Which lines hold the word "每段对话读两遍"? Copy each one.

========

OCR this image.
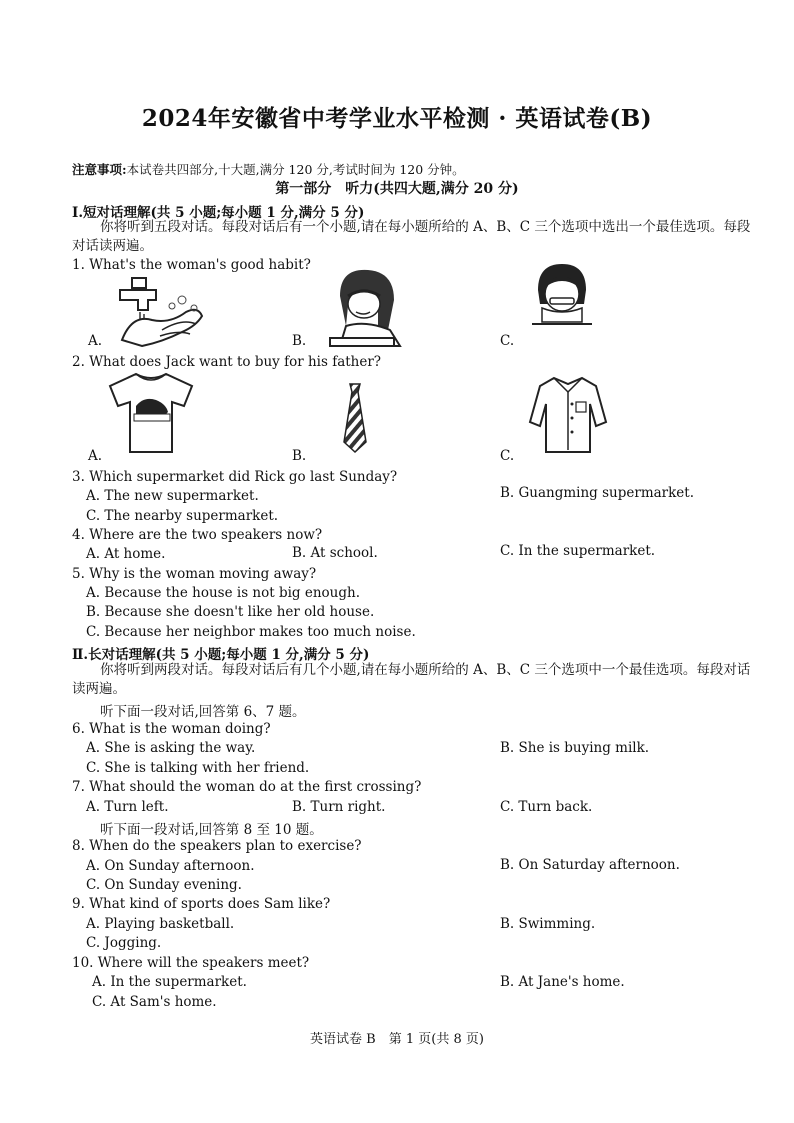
2024年安徽省中考学业水平检测 · 英语试卷(B)
注意事项:本试卷共四部分,十大题,满分 120 分,考试时间为 120 分钟。
第一部分　听力(共四大题,满分 20 分)
Ⅰ.短对话理解(共 5 小题;每小题 1 分,满分 5 分)
你将听到五段对话。每段对话后有一个小题,请在每小题所给的 A、B、C 三个选项中选出一个最佳选项。每段对话读两遍。
1. What's the woman's good habit?
A.	B.	C.
2. What does Jack want to buy for his father?
A.	B.	C.
3. Which supermarket did Rick go last Sunday?
A. The new supermarket.	B. Guangming supermarket.
C. The nearby supermarket.
4. Where are the two speakers now?
A. At home.	B. At school.	C. In the supermarket.
5. Why is the woman moving away?
A. Because the house is not big enough.
B. Because she doesn't like her old house.
C. Because her neighbor makes too much noise.
Ⅱ.长对话理解(共 5 小题;每小题 1 分,满分 5 分)
你将听到两段对话。每段对话后有几个小题,请在每小题所给的 A、B、C 三个选项中一个最佳选项。每段对话读两遍。
听下面一段对话,回答第 6、7 题。
6. What is the woman doing?
A. She is asking the way.	B. She is buying milk.
C. She is talking with her friend.
7. What should the woman do at the first crossing?
A. Turn left.	B. Turn right.	C. Turn back.
听下面一段对话,回答第 8 至 10 题。
8. When do the speakers plan to exercise?
A. On Sunday afternoon.	B. On Saturday afternoon.
C. On Sunday evening.
9. What kind of sports does Sam like?
A. Playing basketball.	B. Swimming.
C. Jogging.
10. Where will the speakers meet?
A. In the supermarket.	B. At Jane's home.
C. At Sam's home.
英语试卷 B　第 1 页(共 8 页)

========

Complete output:
你将听到五段对话。每段对话后有一个小题,请在每小题所给的 A、B、C 三个选项中选出一个最佳选项。每段对话读两遍。
你将听到两段对话。每段对话后有几个小题,请在每小题所给的 A、B、C 三个选项中一个最佳选项。每段对话读两遍。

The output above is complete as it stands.